- [Objective]
Each record is to be printed again precisely as it reads.

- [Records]
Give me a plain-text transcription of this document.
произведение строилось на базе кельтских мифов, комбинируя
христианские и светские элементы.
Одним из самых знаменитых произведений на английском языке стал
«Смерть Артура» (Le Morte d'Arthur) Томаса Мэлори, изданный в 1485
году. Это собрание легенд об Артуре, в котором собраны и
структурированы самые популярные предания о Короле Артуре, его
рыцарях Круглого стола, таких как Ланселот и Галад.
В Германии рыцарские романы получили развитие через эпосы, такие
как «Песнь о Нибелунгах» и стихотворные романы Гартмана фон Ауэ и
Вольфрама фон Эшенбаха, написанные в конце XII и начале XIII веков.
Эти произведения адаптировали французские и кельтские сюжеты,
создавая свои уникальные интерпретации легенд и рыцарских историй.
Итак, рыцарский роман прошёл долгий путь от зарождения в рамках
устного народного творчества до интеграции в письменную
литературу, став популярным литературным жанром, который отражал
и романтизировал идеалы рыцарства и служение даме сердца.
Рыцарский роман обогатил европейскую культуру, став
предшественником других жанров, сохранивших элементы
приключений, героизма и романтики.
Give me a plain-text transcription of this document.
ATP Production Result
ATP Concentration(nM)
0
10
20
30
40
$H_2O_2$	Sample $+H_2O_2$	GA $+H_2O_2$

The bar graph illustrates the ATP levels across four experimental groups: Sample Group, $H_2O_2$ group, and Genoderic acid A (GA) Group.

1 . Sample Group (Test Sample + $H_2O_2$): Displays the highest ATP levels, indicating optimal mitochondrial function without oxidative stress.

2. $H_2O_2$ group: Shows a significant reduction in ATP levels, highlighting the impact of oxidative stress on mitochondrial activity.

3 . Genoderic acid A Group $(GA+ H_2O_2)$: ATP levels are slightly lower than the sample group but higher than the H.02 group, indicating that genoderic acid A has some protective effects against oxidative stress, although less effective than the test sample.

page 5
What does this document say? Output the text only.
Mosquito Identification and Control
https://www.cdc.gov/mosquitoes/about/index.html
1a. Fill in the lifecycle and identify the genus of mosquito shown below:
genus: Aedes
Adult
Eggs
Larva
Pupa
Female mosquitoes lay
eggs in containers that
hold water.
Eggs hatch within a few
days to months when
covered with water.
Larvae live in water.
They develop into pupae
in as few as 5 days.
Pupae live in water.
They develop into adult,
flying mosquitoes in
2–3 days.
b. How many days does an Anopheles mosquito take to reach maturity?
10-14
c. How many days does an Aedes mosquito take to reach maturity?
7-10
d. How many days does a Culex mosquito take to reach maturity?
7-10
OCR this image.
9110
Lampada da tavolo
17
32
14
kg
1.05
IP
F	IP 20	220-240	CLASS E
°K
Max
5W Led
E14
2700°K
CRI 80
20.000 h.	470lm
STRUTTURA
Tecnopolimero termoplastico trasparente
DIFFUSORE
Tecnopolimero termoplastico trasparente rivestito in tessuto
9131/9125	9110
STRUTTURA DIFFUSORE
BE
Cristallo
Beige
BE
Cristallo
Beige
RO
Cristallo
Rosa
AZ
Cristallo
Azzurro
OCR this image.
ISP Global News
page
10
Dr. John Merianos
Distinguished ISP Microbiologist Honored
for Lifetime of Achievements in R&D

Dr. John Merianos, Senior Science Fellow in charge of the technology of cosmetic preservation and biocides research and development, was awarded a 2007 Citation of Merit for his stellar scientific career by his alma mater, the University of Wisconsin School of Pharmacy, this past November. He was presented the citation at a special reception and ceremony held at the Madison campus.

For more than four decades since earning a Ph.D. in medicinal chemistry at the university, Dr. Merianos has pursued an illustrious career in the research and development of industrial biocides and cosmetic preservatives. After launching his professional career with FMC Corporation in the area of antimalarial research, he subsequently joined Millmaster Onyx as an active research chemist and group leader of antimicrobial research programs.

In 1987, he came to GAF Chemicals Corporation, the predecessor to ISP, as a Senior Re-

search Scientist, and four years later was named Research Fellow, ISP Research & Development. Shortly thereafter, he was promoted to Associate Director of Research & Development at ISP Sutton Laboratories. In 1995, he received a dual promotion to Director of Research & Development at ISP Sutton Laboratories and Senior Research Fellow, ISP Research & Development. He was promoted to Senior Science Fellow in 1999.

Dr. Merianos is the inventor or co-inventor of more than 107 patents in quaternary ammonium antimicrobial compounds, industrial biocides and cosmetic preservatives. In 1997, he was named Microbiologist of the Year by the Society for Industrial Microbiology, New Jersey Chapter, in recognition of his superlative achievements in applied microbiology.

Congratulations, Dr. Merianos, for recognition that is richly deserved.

- [Solution for this exercise]
Give me a plain-text transcription of this document.
произведение строилось на базе кельтских мифов, комбинируя
христианские и светские элементы.
Одним из самых знаменитых произведений на английском языке стал
«Смерть Артура» (Le Morte d'Arthur) Томаса Мэлори, изданный в 1485
году. Это собрание легенд об Артуре, в котором собраны и
структурированы самые популярные предания о Короле Артуре, его
рыцарях Круглого стола, таких как Ланселот и Галад.
В Германии рыцарские романы получили развитие через эпосы, такие
как «Песнь о Нибелунгах» и стихотворные романы Гартмана фон Ауэ и
Вольфрама фон Эшенбаха, написанные в конце XII и начале XIII веков.
Эти произведения адаптировали французские и кельтские сюжеты,
создавая свои уникальные интерпретации легенд и рыцарских историй.
Итак, рыцарский роман прошёл долгий путь от зарождения в рамках
устного народного творчества до интеграции в письменную
литературу, став популярным литературным жанром, который отражал
и романтизировал идеалы рыцарства и служение даме сердца.
Рыцарский роман обогатил европейскую культуру, став
предшественником других жанров, сохранивших элементы
приключений, героизма и романтики.
Give me a plain-text transcription of this document.
ATP Production Result
ATP Concentration(nM)
0
10
20
30
40
$H_2O_2$	Sample $+H_2O_2$	GA $+H_2O_2$

The bar graph illustrates the ATP levels across four experimental groups: Sample Group, $H_2O_2$ group, and Genoderic acid A (GA) Group.

1 . Sample Group (Test Sample + $H_2O_2$): Displays the highest ATP levels, indicating optimal mitochondrial function without oxidative stress.

2. $H_2O_2$ group: Shows a significant reduction in ATP levels, highlighting the impact of oxidative stress on mitochondrial activity.

3 . Genoderic acid A Group $(GA+ H_2O_2)$: ATP levels are slightly lower than the sample group but higher than the H.02 group, indicating that genoderic acid A has some protective effects against oxidative stress, although less effective than the test sample.

page 5
What does this document say? Output the text only.
Mosquito Identification and Control
https://www.cdc.gov/mosquitoes/about/index.html
1a. Fill in the lifecycle and identify the genus of mosquito shown below:
genus: Aedes
Adult
Eggs
Larva
Pupa
Female mosquitoes lay
eggs in containers that
hold water.
Eggs hatch within a few
days to months when
covered with water.
Larvae live in water.
They develop into pupae
in as few as 5 days.
Pupae live in water.
They develop into adult,
flying mosquitoes in
2–3 days.
b. How many days does an Anopheles mosquito take to reach maturity?
10-14
c. How many days does an Aedes mosquito take to reach maturity?
7-10
d. How many days does a Culex mosquito take to reach maturity?
7-10
OCR this image.
9110
Lampada da tavolo
17
32
14
kg
1.05
IP
F	IP 20	220-240	CLASS E
°K
Max
5W Led
E14
2700°K
CRI 80
20.000 h.	470lm
STRUTTURA
Tecnopolimero termoplastico trasparente
DIFFUSORE
Tecnopolimero termoplastico trasparente rivestito in tessuto
9131/9125	9110
STRUTTURA DIFFUSORE
BE
Cristallo
Beige
BE
Cristallo
Beige
RO
Cristallo
Rosa
AZ
Cristallo
Azzurro
OCR this image.
ISP Global News
page
10
Dr. John Merianos
Distinguished ISP Microbiologist Honored
for Lifetime of Achievements in R&D

Dr. John Merianos, Senior Science Fellow in charge of the technology of cosmetic preservation and biocides research and development, was awarded a 2007 Citation of Merit for his stellar scientific career by his alma mater, the University of Wisconsin School of Pharmacy, this past November. He was presented the citation at a special reception and ceremony held at the Madison campus.

For more than four decades since earning a Ph.D. in medicinal chemistry at the university, Dr. Merianos has pursued an illustrious career in the research and development of industrial biocides and cosmetic preservatives. After launching his professional career with FMC Corporation in the area of antimalarial research, he subsequently joined Millmaster Onyx as an active research chemist and group leader of antimicrobial research programs.

In 1987, he came to GAF Chemicals Corporation, the predecessor to ISP, as a Senior Re-

search Scientist, and four years later was named Research Fellow, ISP Research & Development. Shortly thereafter, he was promoted to Associate Director of Research & Development at ISP Sutton Laboratories. In 1995, he received a dual promotion to Director of Research & Development at ISP Sutton Laboratories and Senior Research Fellow, ISP Research & Development. He was promoted to Senior Science Fellow in 1999.

Dr. Merianos is the inventor or co-inventor of more than 107 patents in quaternary ammonium antimicrobial compounds, industrial biocides and cosmetic preservatives. In 1997, he was named Microbiologist of the Year by the Society for Industrial Microbiology, New Jersey Chapter, in recognition of his superlative achievements in applied microbiology.

Congratulations, Dr. Merianos, for recognition that is richly deserved.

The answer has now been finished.